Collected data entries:
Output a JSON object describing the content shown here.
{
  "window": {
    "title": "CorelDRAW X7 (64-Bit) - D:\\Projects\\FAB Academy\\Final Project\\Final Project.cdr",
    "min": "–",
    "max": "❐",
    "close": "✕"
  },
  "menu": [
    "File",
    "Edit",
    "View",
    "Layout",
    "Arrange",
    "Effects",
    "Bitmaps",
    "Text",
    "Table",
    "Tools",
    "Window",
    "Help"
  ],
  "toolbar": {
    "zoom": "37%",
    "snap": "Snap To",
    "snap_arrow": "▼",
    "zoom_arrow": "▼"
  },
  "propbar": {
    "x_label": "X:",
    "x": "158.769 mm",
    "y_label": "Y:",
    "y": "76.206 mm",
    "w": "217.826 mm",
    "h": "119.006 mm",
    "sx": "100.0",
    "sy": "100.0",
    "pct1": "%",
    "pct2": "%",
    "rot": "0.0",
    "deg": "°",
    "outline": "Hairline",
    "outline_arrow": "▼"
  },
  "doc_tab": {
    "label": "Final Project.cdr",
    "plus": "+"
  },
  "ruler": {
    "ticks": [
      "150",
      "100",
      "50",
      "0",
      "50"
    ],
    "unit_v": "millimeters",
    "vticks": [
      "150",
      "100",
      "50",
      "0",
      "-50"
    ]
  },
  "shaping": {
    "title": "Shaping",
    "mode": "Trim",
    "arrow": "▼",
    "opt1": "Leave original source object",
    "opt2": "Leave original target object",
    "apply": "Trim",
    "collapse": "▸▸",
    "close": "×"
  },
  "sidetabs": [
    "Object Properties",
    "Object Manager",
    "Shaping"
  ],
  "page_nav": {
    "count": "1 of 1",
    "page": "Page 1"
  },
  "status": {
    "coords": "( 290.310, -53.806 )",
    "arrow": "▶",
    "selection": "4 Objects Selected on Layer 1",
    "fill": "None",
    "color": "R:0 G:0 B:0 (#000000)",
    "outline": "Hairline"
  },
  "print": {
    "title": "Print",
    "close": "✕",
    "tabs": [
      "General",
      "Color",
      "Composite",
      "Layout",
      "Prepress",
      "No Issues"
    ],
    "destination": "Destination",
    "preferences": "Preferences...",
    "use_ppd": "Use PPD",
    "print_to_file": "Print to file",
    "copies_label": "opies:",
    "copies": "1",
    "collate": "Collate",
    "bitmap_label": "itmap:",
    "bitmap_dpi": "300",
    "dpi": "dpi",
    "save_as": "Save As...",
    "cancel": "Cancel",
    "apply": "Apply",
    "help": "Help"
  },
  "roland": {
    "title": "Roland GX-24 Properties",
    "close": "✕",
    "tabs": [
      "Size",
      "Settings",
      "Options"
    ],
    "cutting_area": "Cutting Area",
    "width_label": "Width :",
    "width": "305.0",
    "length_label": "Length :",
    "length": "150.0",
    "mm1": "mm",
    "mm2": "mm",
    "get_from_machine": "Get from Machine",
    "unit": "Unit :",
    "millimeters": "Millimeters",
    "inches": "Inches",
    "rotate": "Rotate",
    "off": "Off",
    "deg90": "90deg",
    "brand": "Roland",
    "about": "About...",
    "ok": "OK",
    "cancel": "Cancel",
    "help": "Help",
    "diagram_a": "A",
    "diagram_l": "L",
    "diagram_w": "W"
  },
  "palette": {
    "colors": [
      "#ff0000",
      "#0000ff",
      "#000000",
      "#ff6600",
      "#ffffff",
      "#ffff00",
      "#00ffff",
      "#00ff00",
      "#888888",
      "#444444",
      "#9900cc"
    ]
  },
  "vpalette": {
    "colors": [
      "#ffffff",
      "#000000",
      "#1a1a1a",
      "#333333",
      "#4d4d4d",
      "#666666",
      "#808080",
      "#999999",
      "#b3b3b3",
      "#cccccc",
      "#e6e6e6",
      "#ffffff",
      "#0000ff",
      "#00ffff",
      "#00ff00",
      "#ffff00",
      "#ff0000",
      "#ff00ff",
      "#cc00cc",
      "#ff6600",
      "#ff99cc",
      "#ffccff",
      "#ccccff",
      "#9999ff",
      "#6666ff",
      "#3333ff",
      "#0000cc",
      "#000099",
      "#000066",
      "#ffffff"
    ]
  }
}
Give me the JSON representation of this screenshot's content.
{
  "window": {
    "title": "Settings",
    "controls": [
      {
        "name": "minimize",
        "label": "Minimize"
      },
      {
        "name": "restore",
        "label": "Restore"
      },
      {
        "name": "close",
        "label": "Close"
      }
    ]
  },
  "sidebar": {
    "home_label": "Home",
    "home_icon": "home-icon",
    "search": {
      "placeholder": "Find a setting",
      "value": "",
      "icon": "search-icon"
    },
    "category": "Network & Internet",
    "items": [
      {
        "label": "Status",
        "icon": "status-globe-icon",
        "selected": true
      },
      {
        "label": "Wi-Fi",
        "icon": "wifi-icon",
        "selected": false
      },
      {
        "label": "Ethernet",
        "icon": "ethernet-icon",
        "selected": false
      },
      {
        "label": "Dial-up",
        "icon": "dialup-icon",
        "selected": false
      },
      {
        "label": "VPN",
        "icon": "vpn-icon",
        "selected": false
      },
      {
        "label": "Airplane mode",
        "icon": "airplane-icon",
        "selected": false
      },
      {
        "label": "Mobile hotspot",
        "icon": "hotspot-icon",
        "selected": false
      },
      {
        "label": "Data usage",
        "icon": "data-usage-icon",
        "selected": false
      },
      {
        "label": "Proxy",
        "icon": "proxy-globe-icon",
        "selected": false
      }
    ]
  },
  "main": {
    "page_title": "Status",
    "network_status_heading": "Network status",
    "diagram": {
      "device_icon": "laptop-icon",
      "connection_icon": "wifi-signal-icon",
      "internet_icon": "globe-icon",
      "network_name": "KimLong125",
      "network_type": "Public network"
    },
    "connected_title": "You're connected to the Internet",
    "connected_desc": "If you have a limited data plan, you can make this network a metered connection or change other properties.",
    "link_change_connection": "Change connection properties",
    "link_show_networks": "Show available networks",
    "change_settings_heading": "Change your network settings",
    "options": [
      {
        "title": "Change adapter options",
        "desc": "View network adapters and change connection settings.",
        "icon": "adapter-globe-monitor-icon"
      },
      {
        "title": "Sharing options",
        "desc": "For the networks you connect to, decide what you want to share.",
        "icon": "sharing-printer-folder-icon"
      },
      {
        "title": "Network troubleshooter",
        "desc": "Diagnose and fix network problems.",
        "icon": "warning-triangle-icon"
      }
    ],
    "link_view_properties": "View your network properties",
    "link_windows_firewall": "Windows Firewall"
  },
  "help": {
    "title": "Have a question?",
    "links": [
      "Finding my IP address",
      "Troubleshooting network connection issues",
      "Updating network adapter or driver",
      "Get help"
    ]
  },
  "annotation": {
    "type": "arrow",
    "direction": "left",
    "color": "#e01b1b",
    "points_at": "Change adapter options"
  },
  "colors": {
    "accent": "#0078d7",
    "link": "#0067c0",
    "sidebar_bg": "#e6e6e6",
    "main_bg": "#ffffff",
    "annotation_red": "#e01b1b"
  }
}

TASK REQUIREMENTS:
Scan the material and collect every line that contains "Project".

COMPLETE RESPONSE:
    "title": "CorelDRAW X7 (64-Bit) - D:\\Projects\\FAB Academy\\Final Project\\Final Project.cdr",
    "label": "Final Project.cdr",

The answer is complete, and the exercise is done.